- [PROBLEM]: Look through the lines of the material and count those containing "болезнь". Give that count alone.

┌─ DATASET EXTRACT

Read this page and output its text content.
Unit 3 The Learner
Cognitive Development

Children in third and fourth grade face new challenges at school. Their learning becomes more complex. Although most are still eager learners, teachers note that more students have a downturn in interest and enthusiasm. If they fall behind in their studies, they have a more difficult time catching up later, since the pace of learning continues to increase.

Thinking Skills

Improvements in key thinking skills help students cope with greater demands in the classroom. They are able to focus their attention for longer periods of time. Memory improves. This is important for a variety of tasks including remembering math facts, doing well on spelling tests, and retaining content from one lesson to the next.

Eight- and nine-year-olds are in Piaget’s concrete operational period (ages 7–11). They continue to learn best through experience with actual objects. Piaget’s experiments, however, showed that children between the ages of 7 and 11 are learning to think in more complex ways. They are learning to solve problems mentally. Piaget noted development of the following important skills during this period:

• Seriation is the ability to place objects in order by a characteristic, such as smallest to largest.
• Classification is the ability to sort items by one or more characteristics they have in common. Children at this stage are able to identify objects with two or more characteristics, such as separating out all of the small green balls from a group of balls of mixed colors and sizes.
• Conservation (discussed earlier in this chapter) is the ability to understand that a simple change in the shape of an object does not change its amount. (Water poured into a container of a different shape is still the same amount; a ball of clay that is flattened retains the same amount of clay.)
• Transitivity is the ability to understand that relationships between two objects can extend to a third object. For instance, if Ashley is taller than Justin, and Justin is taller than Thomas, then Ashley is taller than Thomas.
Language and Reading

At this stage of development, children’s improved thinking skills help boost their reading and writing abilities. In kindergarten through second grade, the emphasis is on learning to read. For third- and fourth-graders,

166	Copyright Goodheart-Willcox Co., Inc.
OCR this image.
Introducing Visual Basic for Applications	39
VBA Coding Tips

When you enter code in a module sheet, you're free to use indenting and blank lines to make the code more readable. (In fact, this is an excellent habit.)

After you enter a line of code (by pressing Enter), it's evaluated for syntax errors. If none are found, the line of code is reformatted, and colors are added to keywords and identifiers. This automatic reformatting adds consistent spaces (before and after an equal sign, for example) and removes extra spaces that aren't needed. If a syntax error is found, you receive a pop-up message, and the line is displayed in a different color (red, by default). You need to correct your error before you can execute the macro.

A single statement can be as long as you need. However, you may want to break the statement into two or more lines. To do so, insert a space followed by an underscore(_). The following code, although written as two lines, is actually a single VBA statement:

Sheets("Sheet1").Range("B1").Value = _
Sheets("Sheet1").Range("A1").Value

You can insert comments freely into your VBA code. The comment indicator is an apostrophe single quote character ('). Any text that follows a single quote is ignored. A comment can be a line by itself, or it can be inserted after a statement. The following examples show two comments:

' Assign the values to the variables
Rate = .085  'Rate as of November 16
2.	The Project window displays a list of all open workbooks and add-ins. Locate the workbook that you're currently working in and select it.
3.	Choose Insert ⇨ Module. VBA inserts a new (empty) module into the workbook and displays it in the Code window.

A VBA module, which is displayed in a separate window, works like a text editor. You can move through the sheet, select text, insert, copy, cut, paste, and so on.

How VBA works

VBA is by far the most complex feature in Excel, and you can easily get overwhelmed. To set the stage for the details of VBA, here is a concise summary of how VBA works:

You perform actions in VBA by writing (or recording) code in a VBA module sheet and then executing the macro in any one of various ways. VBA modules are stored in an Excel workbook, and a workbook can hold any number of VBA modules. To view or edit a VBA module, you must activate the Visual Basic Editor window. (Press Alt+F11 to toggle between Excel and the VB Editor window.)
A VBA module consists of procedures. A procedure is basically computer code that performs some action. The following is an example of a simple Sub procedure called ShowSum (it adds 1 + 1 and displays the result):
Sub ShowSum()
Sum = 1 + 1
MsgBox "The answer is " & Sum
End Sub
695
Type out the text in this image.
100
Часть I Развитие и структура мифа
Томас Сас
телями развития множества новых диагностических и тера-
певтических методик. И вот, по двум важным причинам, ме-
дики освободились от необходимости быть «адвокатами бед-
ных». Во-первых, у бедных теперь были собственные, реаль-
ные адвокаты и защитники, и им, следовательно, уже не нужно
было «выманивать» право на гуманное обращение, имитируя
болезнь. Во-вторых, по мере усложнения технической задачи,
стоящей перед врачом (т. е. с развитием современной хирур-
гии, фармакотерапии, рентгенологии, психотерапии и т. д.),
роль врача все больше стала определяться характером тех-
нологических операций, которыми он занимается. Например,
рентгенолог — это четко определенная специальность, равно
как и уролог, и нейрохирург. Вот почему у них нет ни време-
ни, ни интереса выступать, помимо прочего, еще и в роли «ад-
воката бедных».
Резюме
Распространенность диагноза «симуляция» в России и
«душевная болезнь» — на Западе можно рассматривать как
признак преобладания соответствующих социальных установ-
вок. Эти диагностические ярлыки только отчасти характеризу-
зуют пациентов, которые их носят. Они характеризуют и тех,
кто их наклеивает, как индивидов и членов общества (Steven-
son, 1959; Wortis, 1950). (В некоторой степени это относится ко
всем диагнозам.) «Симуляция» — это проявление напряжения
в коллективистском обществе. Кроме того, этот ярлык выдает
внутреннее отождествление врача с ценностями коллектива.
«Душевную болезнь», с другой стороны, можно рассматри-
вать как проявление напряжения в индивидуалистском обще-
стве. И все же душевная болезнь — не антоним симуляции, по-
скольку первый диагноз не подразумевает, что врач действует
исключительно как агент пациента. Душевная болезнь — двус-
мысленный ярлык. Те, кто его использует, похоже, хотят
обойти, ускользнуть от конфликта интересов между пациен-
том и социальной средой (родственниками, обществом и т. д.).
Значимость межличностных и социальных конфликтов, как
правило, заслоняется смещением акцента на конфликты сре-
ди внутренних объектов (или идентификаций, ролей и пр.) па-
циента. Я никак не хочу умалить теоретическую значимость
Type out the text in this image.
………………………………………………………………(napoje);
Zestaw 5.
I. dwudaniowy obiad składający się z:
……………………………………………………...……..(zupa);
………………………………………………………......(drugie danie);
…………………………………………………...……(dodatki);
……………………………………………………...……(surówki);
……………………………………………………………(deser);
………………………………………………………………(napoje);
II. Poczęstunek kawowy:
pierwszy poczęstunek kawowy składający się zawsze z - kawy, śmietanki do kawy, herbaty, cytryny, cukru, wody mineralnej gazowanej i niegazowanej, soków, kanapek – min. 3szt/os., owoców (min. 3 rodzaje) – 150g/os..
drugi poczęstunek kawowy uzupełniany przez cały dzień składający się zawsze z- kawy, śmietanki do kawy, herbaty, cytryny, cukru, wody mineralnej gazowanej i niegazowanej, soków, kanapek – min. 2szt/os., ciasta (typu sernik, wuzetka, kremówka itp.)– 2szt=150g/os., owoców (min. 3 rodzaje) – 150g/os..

└─

- [ANSWER TO THIS PROBLEM]: 5